** Opening Excerpted passage block **
Fasting insulin alongside fasting glucose and HbA1c. Standard glucose screening misses the early stages of insulin resistance, which is the metabolic engine driving the entire syndrome. Fasting insulin and HOMA-IR (a calculated measure of insulin resistance) catch the problem years earlier.
A full lipid profile including triglycerides. The characteristic South Asian dyslipidaemia pattern is high triglycerides, low HDL, and elevated small dense LDL particles — which is a more atherogenic profile than just having a high total cholesterol number.
Liver function tests and consider a liver ultrasound. Non-alcoholic fatty liver disease develops at lower BMI thresholds in South Asians and is both a marker and a driver of metabolic dysfunction.
Body composition assessment if available. A DEXA scan quantifies visceral fat, body fat percentage, and lean mass — giving you the full picture that BMI can't. Not every GP clinic has access, but it's increasingly available in Australia through preventive health clinics.
What to Do About It
The good news is that the same interventions that work for metabolic syndrome in any population work here — they just need to start earlier and be applied at lower thresholds.
Resistance training is non-negotiable. Lower baseline muscle mass is one of the key drivers of South Asian metabolic vulnerability. Research has found that South Asians have lower lean muscle mass compared to other populations, contributing to adverse body composition. Diabetes Journals But the capacity to build muscle is the same — studies show South Asians have similar muscle protein synthesis rates and adaptive responses to resistance training as European populations. The deficit is starting point, not potential. Two to three sessions per week of progressive resistance training is the single most impactful intervention for improving insulin sensitivity, increasing metabolic rate, and shifting body composition.
** Closing Excerpted passage block **
** Opening Records provided block **
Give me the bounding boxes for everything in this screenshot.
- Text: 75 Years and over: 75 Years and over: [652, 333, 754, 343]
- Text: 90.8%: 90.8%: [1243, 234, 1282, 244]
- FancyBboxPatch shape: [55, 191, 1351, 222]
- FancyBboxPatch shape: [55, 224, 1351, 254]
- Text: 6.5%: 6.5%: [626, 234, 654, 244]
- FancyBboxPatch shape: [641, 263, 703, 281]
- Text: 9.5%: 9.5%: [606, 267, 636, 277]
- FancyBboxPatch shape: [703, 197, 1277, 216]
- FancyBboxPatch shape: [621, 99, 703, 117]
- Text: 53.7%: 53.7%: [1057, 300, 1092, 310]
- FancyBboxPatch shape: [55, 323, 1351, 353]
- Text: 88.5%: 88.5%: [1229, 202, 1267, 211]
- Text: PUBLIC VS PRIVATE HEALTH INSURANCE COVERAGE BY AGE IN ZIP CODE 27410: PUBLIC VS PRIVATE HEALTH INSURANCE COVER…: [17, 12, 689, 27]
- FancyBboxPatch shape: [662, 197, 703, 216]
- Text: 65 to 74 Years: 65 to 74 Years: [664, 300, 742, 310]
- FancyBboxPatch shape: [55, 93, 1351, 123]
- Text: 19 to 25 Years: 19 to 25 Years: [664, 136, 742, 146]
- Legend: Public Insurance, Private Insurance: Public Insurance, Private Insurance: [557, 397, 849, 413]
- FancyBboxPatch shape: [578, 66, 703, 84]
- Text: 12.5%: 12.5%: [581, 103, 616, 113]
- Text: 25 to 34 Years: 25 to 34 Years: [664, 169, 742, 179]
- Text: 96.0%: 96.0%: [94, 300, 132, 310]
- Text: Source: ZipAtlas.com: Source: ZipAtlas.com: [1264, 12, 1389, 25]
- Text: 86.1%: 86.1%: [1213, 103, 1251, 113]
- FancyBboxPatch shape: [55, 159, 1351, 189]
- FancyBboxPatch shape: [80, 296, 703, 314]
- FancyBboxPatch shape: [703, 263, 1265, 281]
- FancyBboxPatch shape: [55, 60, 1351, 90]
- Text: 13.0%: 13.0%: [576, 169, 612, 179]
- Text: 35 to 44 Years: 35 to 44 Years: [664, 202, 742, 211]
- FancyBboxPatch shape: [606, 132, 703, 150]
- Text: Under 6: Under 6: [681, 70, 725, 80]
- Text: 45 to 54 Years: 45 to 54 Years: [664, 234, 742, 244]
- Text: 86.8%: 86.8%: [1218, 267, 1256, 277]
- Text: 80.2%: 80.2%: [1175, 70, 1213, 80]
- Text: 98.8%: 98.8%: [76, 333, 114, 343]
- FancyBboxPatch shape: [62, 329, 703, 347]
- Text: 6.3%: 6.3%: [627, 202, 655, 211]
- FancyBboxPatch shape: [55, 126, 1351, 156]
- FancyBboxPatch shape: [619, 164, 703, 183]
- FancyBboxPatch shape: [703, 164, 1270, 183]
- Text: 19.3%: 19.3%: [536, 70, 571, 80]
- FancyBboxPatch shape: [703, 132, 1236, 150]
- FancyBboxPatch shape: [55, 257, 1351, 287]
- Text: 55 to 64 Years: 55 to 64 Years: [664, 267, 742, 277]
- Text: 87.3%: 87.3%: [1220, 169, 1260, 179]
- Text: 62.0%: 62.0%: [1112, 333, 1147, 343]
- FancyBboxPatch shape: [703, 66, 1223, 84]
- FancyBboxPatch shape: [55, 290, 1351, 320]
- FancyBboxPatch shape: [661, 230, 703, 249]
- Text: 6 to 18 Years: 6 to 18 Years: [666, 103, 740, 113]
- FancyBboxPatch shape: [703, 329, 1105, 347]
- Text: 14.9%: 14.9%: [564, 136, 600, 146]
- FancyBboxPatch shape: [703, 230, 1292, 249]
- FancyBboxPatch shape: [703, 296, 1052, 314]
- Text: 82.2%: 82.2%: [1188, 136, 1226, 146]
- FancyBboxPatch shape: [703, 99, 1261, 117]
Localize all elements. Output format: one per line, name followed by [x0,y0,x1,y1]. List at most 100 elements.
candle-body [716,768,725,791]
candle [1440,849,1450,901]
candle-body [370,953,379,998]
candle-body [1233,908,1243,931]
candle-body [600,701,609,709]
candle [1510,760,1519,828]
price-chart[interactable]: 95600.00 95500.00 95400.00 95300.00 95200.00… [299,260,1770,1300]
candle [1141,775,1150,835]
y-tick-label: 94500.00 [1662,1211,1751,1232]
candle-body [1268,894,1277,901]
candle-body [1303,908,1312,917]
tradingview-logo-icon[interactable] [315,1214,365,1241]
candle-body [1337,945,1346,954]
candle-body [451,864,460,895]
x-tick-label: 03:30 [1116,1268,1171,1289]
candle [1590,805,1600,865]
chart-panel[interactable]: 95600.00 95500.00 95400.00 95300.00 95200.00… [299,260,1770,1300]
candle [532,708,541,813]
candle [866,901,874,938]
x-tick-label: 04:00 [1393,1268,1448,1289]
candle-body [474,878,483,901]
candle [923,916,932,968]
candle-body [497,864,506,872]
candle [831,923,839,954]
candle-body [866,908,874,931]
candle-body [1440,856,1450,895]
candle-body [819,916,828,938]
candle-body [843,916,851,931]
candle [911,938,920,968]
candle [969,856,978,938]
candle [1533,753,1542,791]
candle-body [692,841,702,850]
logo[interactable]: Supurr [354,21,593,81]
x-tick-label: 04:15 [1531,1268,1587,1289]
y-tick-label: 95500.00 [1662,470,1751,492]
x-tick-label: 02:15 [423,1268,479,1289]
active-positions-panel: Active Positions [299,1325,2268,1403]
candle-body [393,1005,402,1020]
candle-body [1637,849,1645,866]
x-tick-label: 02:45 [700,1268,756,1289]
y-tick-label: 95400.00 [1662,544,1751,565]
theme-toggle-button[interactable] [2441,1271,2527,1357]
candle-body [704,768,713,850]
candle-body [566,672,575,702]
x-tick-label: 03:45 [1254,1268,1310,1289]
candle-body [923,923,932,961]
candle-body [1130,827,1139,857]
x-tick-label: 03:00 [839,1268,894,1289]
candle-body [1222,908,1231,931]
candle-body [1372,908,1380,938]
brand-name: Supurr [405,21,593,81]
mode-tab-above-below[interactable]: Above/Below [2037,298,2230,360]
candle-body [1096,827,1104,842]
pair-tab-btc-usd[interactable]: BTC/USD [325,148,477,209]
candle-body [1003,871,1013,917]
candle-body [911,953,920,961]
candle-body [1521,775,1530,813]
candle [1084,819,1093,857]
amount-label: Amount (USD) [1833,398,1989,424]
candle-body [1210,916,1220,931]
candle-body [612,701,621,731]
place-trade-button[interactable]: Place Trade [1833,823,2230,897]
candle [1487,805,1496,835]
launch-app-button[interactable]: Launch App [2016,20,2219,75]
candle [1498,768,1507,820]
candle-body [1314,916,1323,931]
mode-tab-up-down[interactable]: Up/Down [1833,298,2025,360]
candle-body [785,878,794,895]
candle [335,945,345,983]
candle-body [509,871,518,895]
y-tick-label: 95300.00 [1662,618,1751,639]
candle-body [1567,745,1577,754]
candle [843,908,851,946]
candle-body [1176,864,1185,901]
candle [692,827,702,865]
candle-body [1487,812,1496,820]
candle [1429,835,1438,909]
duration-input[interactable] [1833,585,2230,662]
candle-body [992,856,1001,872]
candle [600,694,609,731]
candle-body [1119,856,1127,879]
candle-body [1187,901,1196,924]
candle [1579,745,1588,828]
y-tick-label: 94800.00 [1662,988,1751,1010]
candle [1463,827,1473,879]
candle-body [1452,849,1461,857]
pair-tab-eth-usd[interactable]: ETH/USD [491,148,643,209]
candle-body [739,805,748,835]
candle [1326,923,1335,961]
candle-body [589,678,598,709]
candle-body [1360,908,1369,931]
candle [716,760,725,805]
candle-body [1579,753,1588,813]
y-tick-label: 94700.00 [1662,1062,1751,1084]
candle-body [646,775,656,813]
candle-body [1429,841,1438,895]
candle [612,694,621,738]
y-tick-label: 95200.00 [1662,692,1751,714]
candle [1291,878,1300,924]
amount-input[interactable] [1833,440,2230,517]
** Closing Records provided block **
- How to complete this task -
Please carry on the passage about metabolic risk in South Asians, starting after its last sentence. The entries aren't needed for this.

- Exercise output -
Dietary pattern matters more than calorie counting. Research has identified that a dietary pattern rich in fruits, vegetables, nuts, and legumes is associated with lower rates of hypertension and metabolic syndrome in South Asians, while a pattern heavy in fried snacks, sweets, and high-fat dairy is associated with higher insulin resistance and worse lipid profiles. Diabetes Journals The traditional South Asian diet isn't inherently unhealthy — it depends entirely on which version you're eating. A dal-and-vegetable-heavy pattern is protective. A paratha-and-mithai-heavy pattern is not. The adaptation isn't about abandoning your cuisine; it's about shifting the balance within it.
Aerobic exercise for visceral fat reduction. Minimum 150 minutes per week of moderate intensity — walking, cycling, swimming. Visceral fat is preferentially responsive to aerobic exercise, and the metabolic benefits show up even before significant weight loss occurs on the scale.
Get screened earlier and more often. If you have a family history of diabetes or heart disease, metabolic screening should start in your 20s or early 30s — not at 45 when Australian general practice guidelines typically kick in. Ask for it proactively.
Consider pharmacological support when lifestyle alone isn't enough. GLP-1 receptor agonists (semaglutide, tirzepatide) are particularly effective for visceral fat reduction and may be considered even at lower BMI when body composition assessment reveals metabolic obesity. Metformin remains first-line for prediabetes and established insulin resistance.
The Two-Minute Version
South Asians develop metabolic syndrome, type 2 diabetes, and cardiovascular disease at lower body weights and younger ages than European populations. Standard BMI thresholds systematically underestimate risk. The thin-fat phenotype means you can look lean and be metabolically unhealthy.
The fix: use population-specific screening cutoffs, test fasting insulin alongside glucose, prioritise resistance training to address the muscle mass deficit, shift dietary patterns within your own cuisine, and don't wait until you're 45 to get screened.
Your BMI might say you're fine. Your metabolism might disagree. Find out which one's telling the truth.